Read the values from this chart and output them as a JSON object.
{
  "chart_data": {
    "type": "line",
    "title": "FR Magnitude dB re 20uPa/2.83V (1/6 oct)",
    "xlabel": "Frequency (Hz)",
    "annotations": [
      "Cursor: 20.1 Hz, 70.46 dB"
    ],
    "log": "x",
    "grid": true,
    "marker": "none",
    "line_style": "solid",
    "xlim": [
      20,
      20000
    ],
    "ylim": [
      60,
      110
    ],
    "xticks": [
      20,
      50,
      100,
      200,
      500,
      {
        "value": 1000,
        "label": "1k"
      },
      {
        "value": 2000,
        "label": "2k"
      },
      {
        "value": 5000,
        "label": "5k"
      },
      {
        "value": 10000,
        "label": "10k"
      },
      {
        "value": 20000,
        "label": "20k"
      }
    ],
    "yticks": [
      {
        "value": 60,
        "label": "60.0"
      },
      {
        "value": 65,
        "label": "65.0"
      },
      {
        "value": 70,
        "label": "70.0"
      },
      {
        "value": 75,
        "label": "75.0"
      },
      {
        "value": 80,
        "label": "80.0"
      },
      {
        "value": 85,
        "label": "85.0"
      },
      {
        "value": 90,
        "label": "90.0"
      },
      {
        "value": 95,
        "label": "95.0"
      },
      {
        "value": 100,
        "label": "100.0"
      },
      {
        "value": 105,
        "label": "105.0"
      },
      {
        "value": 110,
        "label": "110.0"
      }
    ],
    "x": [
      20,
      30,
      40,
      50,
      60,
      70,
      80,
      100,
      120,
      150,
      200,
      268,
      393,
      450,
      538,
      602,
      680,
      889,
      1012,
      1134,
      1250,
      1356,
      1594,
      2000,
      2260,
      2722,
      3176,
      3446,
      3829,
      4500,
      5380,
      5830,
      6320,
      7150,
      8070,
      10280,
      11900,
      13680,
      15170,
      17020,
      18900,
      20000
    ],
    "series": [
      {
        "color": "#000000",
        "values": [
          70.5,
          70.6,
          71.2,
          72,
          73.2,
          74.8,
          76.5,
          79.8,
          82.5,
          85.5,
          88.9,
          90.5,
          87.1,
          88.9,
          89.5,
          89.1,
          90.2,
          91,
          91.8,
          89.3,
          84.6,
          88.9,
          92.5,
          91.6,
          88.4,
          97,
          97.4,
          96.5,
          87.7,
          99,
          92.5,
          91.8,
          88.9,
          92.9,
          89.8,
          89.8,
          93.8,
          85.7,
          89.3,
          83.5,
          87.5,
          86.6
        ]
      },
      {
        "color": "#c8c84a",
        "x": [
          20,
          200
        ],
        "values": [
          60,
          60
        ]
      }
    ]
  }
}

——

» **Task directions**: Extract each line of the listing above, copying it word for word.

» **Solved exercise**:
Read the values from this chart and output them as a JSON object.
{
  "chart_data": {
    "type": "line",
    "title": "FR Magnitude dB re 20uPa/2.83V (1/6 oct)",
    "xlabel": "Frequency (Hz)",
    "annotations": [
      "Cursor: 20.1 Hz, 70.46 dB"
    ],
    "log": "x",
    "grid": true,
    "marker": "none",
    "line_style": "solid",
    "xlim": [
      20,
      20000
    ],
    "ylim": [
      60,
      110
    ],
    "xticks": [
      20,
      50,
      100,
      200,
      500,
      {
        "value": 1000,
        "label": "1k"
      },
      {
        "value": 2000,
        "label": "2k"
      },
      {
        "value": 5000,
        "label": "5k"
      },
      {
        "value": 10000,
        "label": "10k"
      },
      {
        "value": 20000,
        "label": "20k"
      }
    ],
    "yticks": [
      {
        "value": 60,
        "label": "60.0"
      },
      {
        "value": 65,
        "label": "65.0"
      },
      {
        "value": 70,
        "label": "70.0"
      },
      {
        "value": 75,
        "label": "75.0"
      },
      {
        "value": 80,
        "label": "80.0"
      },
      {
        "value": 85,
        "label": "85.0"
      },
      {
        "value": 90,
        "label": "90.0"
      },
      {
        "value": 95,
        "label": "95.0"
      },
      {
        "value": 100,
        "label": "100.0"
      },
      {
        "value": 105,
        "label": "105.0"
      },
      {
        "value": 110,
        "label": "110.0"
      }
    ],
    "x": [
      20,
      30,
      40,
      50,
      60,
      70,
      80,
      100,
      120,
      150,
      200,
      268,
      393,
      450,
      538,
      602,
      680,
      889,
      1012,
      1134,
      1250,
      1356,
      1594,
      2000,
      2260,
      2722,
      3176,
      3446,
      3829,
      4500,
      5380,
      5830,
      6320,
      7150,
      8070,
      10280,
      11900,
      13680,
      15170,
      17020,
      18900,
      20000
    ],
    "series": [
      {
        "color": "#000000",
        "values": [
          70.5,
          70.6,
          71.2,
          72,
          73.2,
          74.8,
          76.5,
          79.8,
          82.5,
          85.5,
          88.9,
          90.5,
          87.1,
          88.9,
          89.5,
          89.1,
          90.2,
          91,
          91.8,
          89.3,
          84.6,
          88.9,
          92.5,
          91.6,
          88.4,
          97,
          97.4,
          96.5,
          87.7,
          99,
          92.5,
          91.8,
          88.9,
          92.9,
          89.8,
          89.8,
          93.8,
          85.7,
          89.3,
          83.5,
          87.5,
          86.6
        ]
      },
      {
        "color": "#c8c84a",
        "x": [
          20,
          200
        ],
        "values": [
          60,
          60
        ]
      }
    ]
  }
}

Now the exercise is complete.